### Written problem
All entries below need to be written out exactly, but without their pictures.

[Dataset entries]
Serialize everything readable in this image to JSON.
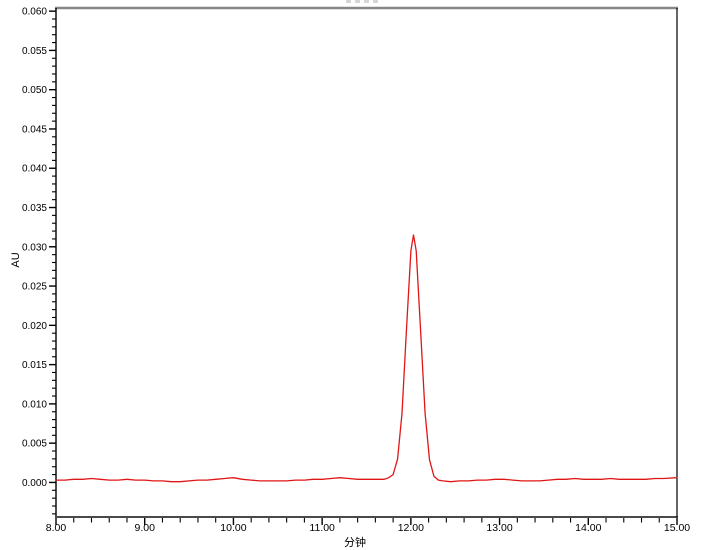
{
  "frame": {
    "background": "#ffffff",
    "top_border_color": "#878787",
    "bottom_axis_color": "#4a4a4a",
    "left_axis_color": "#000000",
    "right_border_color": "#000000",
    "tick_color": "#000000"
  },
  "chart_data": {
    "type": "line",
    "title": "",
    "xlabel": "分钟",
    "ylabel": "AU",
    "xlim": [
      8.0,
      15.0
    ],
    "ylim": [
      -0.0044,
      0.0604
    ],
    "grid": false,
    "legend": "none",
    "x_major_tick_step": 1.0,
    "x_minor_tick_step": 0.2,
    "y_major_tick_step": 0.005,
    "y_minor_tick_step": 0.001,
    "x_tick_values": [
      8,
      9,
      10,
      11,
      12,
      13,
      14,
      15
    ],
    "x_tick_labels": [
      "8.00",
      "9.00",
      "10.00",
      "11.00",
      "12.00",
      "13.00",
      "14.00",
      "15.00"
    ],
    "y_tick_values": [
      0.0,
      0.005,
      0.01,
      0.015,
      0.02,
      0.025,
      0.03,
      0.035,
      0.04,
      0.045,
      0.05,
      0.055,
      0.06
    ],
    "y_tick_labels": [
      "0.000",
      "0.005",
      "0.010",
      "0.015",
      "0.020",
      "0.025",
      "0.030",
      "0.035",
      "0.040",
      "0.045",
      "0.050",
      "0.055",
      "0.060"
    ],
    "peak": {
      "retention_time_min": 12.03,
      "apex_height_au": 0.0315,
      "baseline_au": 0.0004
    },
    "series": [
      {
        "name": "chromatogram-trace",
        "color": "#e01616",
        "points": [
          [
            8.0,
            0.0003
          ],
          [
            8.1,
            0.0003
          ],
          [
            8.2,
            0.0004
          ],
          [
            8.3,
            0.0004
          ],
          [
            8.4,
            0.0005
          ],
          [
            8.5,
            0.0004
          ],
          [
            8.6,
            0.0003
          ],
          [
            8.7,
            0.0003
          ],
          [
            8.8,
            0.0004
          ],
          [
            8.9,
            0.0003
          ],
          [
            9.0,
            0.0003
          ],
          [
            9.1,
            0.0002
          ],
          [
            9.2,
            0.0002
          ],
          [
            9.3,
            0.0001
          ],
          [
            9.4,
            0.0001
          ],
          [
            9.5,
            0.0002
          ],
          [
            9.6,
            0.0003
          ],
          [
            9.7,
            0.0003
          ],
          [
            9.8,
            0.0004
          ],
          [
            9.9,
            0.0005
          ],
          [
            10.0,
            0.0006
          ],
          [
            10.1,
            0.0004
          ],
          [
            10.2,
            0.0003
          ],
          [
            10.3,
            0.0002
          ],
          [
            10.4,
            0.0002
          ],
          [
            10.5,
            0.0002
          ],
          [
            10.6,
            0.0002
          ],
          [
            10.7,
            0.0003
          ],
          [
            10.8,
            0.0003
          ],
          [
            10.9,
            0.0004
          ],
          [
            11.0,
            0.0004
          ],
          [
            11.1,
            0.0005
          ],
          [
            11.2,
            0.0006
          ],
          [
            11.3,
            0.0005
          ],
          [
            11.4,
            0.0004
          ],
          [
            11.5,
            0.0004
          ],
          [
            11.6,
            0.0004
          ],
          [
            11.7,
            0.0004
          ],
          [
            11.75,
            0.0006
          ],
          [
            11.8,
            0.001
          ],
          [
            11.85,
            0.003
          ],
          [
            11.9,
            0.0088
          ],
          [
            11.95,
            0.0193
          ],
          [
            12.0,
            0.0295
          ],
          [
            12.03,
            0.0315
          ],
          [
            12.06,
            0.0295
          ],
          [
            12.11,
            0.0193
          ],
          [
            12.16,
            0.0088
          ],
          [
            12.21,
            0.0029
          ],
          [
            12.26,
            0.0008
          ],
          [
            12.31,
            0.0003
          ],
          [
            12.36,
            0.0002
          ],
          [
            12.45,
            0.0001
          ],
          [
            12.55,
            0.0002
          ],
          [
            12.65,
            0.0002
          ],
          [
            12.75,
            0.0003
          ],
          [
            12.85,
            0.0003
          ],
          [
            12.95,
            0.0004
          ],
          [
            13.05,
            0.0004
          ],
          [
            13.15,
            0.0003
          ],
          [
            13.25,
            0.0002
          ],
          [
            13.35,
            0.0002
          ],
          [
            13.45,
            0.0002
          ],
          [
            13.55,
            0.0003
          ],
          [
            13.65,
            0.0004
          ],
          [
            13.75,
            0.0004
          ],
          [
            13.85,
            0.0005
          ],
          [
            13.95,
            0.0004
          ],
          [
            14.05,
            0.0004
          ],
          [
            14.15,
            0.0004
          ],
          [
            14.25,
            0.0005
          ],
          [
            14.35,
            0.0004
          ],
          [
            14.45,
            0.0004
          ],
          [
            14.55,
            0.0004
          ],
          [
            14.65,
            0.0004
          ],
          [
            14.75,
            0.0005
          ],
          [
            14.85,
            0.0005
          ],
          [
            15.0,
            0.0006
          ]
        ]
      }
    ]
  }
}
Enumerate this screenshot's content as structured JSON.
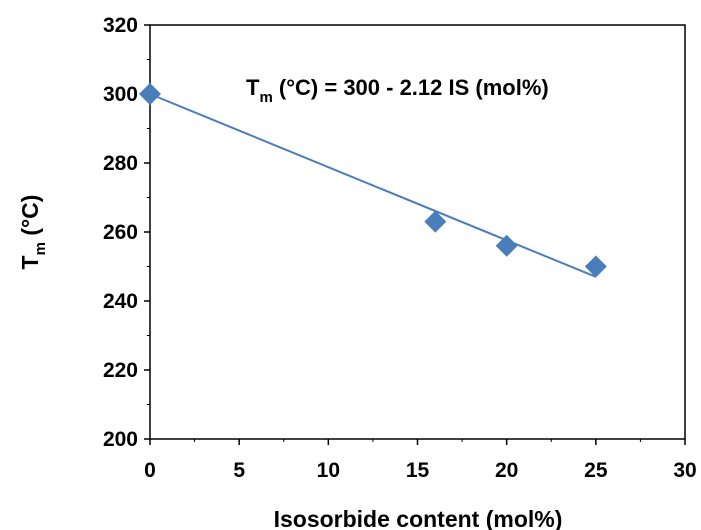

### Written solution
Serialize everything readable in this image to JSON.
{
  "frame": {
    "background": "#ffffff",
    "top_border_color": "#878787",
    "bottom_axis_color": "#4a4a4a",
    "left_axis_color": "#000000",
    "right_border_color": "#000000",
    "tick_color": "#000000"
  },
  "chart_data": {
    "type": "line",
    "title": "",
    "xlabel": "分钟",
    "ylabel": "AU",
    "xlim": [
      8.0,
      15.0
    ],
    "ylim": [
      -0.0044,
      0.0604
    ],
    "grid": false,
    "legend": "none",
    "x_major_tick_step": 1.0,
    "x_minor_tick_step": 0.2,
    "y_major_tick_step": 0.005,
    "y_minor_tick_step": 0.001,
    "x_tick_values": [
      8,
      9,
      10,
      11,
      12,
      13,
      14,
      15
    ],
    "x_tick_labels": [
      "8.00",
      "9.00",
      "10.00",
      "11.00",
      "12.00",
      "13.00",
      "14.00",
      "15.00"
    ],
    "y_tick_values": [
      0.0,
      0.005,
      0.01,
      0.015,
      0.02,
      0.025,
      0.03,
      0.035,
      0.04,
      0.045,
      0.05,
      0.055,
      0.06
    ],
    "y_tick_labels": [
      "0.000",
      "0.005",
      "0.010",
      "0.015",
      "0.020",
      "0.025",
      "0.030",
      "0.035",
      "0.040",
      "0.045",
      "0.050",
      "0.055",
      "0.060"
    ],
    "peak": {
      "retention_time_min": 12.03,
      "apex_height_au": 0.0315,
      "baseline_au": 0.0004
    },
    "series": [
      {
        "name": "chromatogram-trace",
        "color": "#e01616",
        "points": [
          [
            8.0,
            0.0003
          ],
          [
            8.1,
            0.0003
          ],
          [
            8.2,
            0.0004
          ],
          [
            8.3,
            0.0004
          ],
          [
            8.4,
            0.0005
          ],
          [
            8.5,
            0.0004
          ],
          [
            8.6,
            0.0003
          ],
          [
            8.7,
            0.0003
          ],
          [
            8.8,
            0.0004
          ],
          [
            8.9,
            0.0003
          ],
          [
            9.0,
            0.0003
          ],
          [
            9.1,
            0.0002
          ],
          [
            9.2,
            0.0002
          ],
          [
            9.3,
            0.0001
          ],
          [
            9.4,
            0.0001
          ],
          [
            9.5,
            0.0002
          ],
          [
            9.6,
            0.0003
          ],
          [
            9.7,
            0.0003
          ],
          [
            9.8,
            0.0004
          ],
          [
            9.9,
            0.0005
          ],
          [
            10.0,
            0.0006
          ],
          [
            10.1,
            0.0004
          ],
          [
            10.2,
            0.0003
          ],
          [
            10.3,
            0.0002
          ],
          [
            10.4,
            0.0002
          ],
          [
            10.5,
            0.0002
          ],
          [
            10.6,
            0.0002
          ],
          [
            10.7,
            0.0003
          ],
          [
            10.8,
            0.0003
          ],
          [
            10.9,
            0.0004
          ],
          [
            11.0,
            0.0004
          ],
          [
            11.1,
            0.0005
          ],
          [
            11.2,
            0.0006
          ],
          [
            11.3,
            0.0005
          ],
          [
            11.4,
            0.0004
          ],
          [
            11.5,
            0.0004
          ],
          [
            11.6,
            0.0004
          ],
          [
            11.7,
            0.0004
          ],
          [
            11.75,
            0.0006
          ],
          [
            11.8,
            0.001
          ],
          [
            11.85,
            0.003
          ],
          [
            11.9,
            0.0088
          ],
          [
            11.95,
            0.0193
          ],
          [
            12.0,
            0.0295
          ],
          [
            12.03,
            0.0315
          ],
          [
            12.06,
            0.0295
          ],
          [
            12.11,
            0.0193
          ],
          [
            12.16,
            0.0088
          ],
          [
            12.21,
            0.0029
          ],
          [
            12.26,
            0.0008
          ],
          [
            12.31,
            0.0003
          ],
          [
            12.36,
            0.0002
          ],
          [
            12.45,
            0.0001
          ],
          [
            12.55,
            0.0002
          ],
          [
            12.65,
            0.0002
          ],
          [
            12.75,
            0.0003
          ],
          [
            12.85,
            0.0003
          ],
          [
            12.95,
            0.0004
          ],
          [
            13.05,
            0.0004
          ],
          [
            13.15,
            0.0003
          ],
          [
            13.25,
            0.0002
          ],
          [
            13.35,
            0.0002
          ],
          [
            13.45,
            0.0002
          ],
          [
            13.55,
            0.0003
          ],
          [
            13.65,
            0.0004
          ],
          [
            13.75,
            0.0004
          ],
          [
            13.85,
            0.0005
          ],
          [
            13.95,
            0.0004
          ],
          [
            14.05,
            0.0004
          ],
          [
            14.15,
            0.0004
          ],
          [
            14.25,
            0.0005
          ],
          [
            14.35,
            0.0004
          ],
          [
            14.45,
            0.0004
          ],
          [
            14.55,
            0.0004
          ],
          [
            14.65,
            0.0004
          ],
          [
            14.75,
            0.0005
          ],
          [
            14.85,
            0.0005
          ],
          [
            15.0,
            0.0006
          ]
        ]
      }
    ]
  }
}
Enumerate this screenshot's content as structured JSON.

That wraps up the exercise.